Saved entries

"""

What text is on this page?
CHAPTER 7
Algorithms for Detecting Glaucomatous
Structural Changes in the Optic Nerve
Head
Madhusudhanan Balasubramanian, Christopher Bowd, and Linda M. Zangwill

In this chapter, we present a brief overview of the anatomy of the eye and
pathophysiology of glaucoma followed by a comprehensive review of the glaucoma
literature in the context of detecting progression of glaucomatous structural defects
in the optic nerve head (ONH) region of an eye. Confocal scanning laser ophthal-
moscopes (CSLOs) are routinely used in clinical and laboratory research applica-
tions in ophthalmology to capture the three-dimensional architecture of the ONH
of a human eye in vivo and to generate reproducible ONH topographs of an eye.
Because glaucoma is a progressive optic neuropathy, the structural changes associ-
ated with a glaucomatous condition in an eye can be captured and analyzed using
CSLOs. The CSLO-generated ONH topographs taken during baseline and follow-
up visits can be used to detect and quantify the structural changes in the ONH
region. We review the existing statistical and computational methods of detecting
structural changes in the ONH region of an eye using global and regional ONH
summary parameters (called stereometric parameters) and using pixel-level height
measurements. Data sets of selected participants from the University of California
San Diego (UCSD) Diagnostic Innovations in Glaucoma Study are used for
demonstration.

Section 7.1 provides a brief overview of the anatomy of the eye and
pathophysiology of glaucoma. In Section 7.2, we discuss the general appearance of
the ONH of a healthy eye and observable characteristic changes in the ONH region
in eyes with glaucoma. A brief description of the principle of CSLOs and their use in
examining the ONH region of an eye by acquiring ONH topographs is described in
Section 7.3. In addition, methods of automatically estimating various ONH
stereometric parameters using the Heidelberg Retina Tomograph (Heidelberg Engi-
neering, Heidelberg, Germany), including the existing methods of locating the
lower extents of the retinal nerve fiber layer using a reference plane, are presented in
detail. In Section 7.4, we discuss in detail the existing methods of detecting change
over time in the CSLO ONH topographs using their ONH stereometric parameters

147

"""

Given request: Pull out every line holding "stereometric" from the records above, and copy it.

The result:
summary parameters (called stereometric parameters) and using pixel-level height
stereometric parameters using the Heidelberg Retina Tomograph (Heidelberg Engi-
over time in the CSLO ONH topographs using their ONH stereometric parameters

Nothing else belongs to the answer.